##### Input for this task
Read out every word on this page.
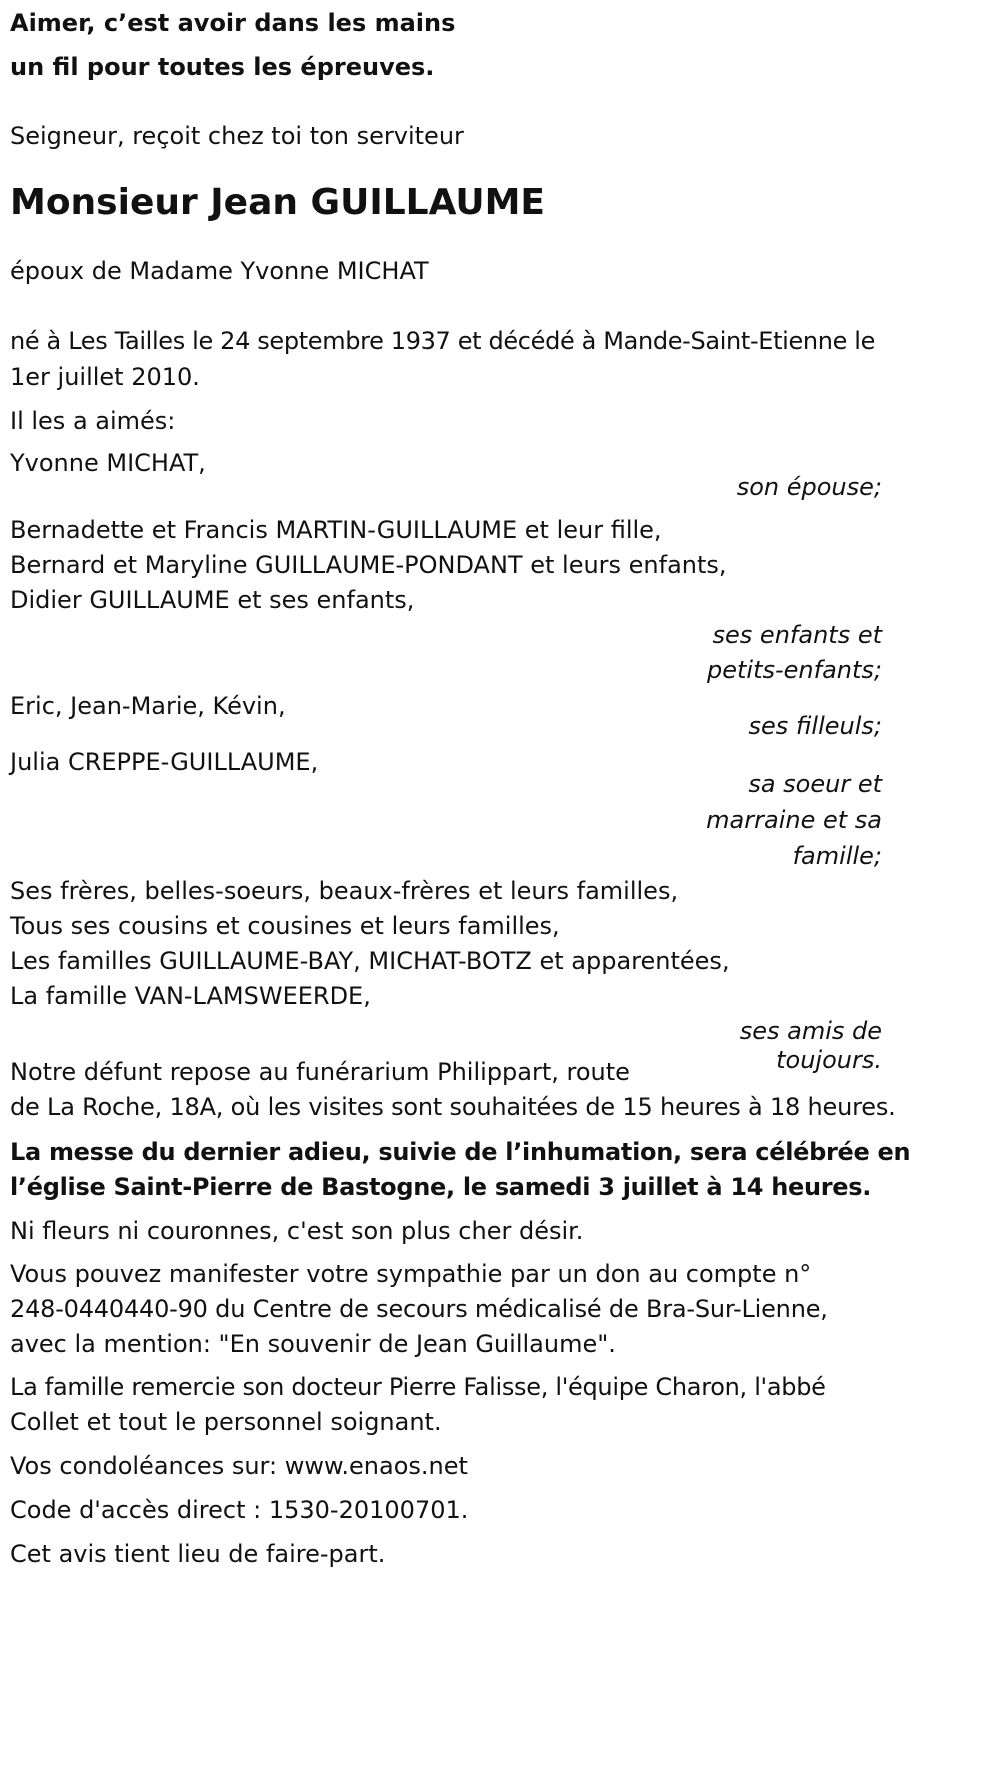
Aimer, c’est avoir dans les mains
un fil pour toutes les épreuves.
Seigneur, reçoit chez toi ton serviteur
Monsieur Jean GUILLAUME
époux de Madame Yvonne MICHAT
né à Les Tailles le 24 septembre 1937 et décédé à Mande-Saint-Etienne le
1er juillet 2010.
Il les a aimés:
Yvonne MICHAT,
son épouse;
Bernadette et Francis MARTIN-GUILLAUME et leur fille,
Bernard et Maryline GUILLAUME-PONDANT et leurs enfants,
Didier GUILLAUME et ses enfants,
ses enfants et
petits-enfants;
Eric, Jean-Marie, Kévin,
ses filleuls;
Julia CREPPE-GUILLAUME,
sa soeur et
marraine et sa
famille;
Ses frères, belles-soeurs, beaux-frères et leurs familles,
Tous ses cousins et cousines et leurs familles,
Les familles GUILLAUME-BAY, MICHAT-BOTZ et apparentées,
La famille VAN-LAMSWEERDE,
ses amis de
toujours.
Notre défunt repose au funérarium Philippart, route
de La Roche, 18A, où les visites sont souhaitées de 15 heures à 18 heures.
La messe du dernier adieu, suivie de l’inhumation, sera célébrée en
l’église Saint-Pierre de Bastogne, le samedi 3 juillet à 14 heures.
Ni fleurs ni couronnes, c'est son plus cher désir.
Vous pouvez manifester votre sympathie par un don au compte n°
248-0440440-90 du Centre de secours médicalisé de Bra-Sur-Lienne,
avec la mention: "En souvenir de Jean Guillaume".
La famille remercie son docteur Pierre Falisse, l'équipe Charon, l'abbé
Collet et tout le personnel soignant.
Vos condoléances sur: www.enaos.net
Code d'accès direct : 1530-20100701.
Cet avis tient lieu de faire-part.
##########
Using the listing above, pull out all lines that hold the word "heures".

* _Written solution_
de La Roche, 18A, où les visites sont souhaitées de 15 heures à 18 heures.
l’église Saint-Pierre de Bastogne, le samedi 3 juillet à 14 heures.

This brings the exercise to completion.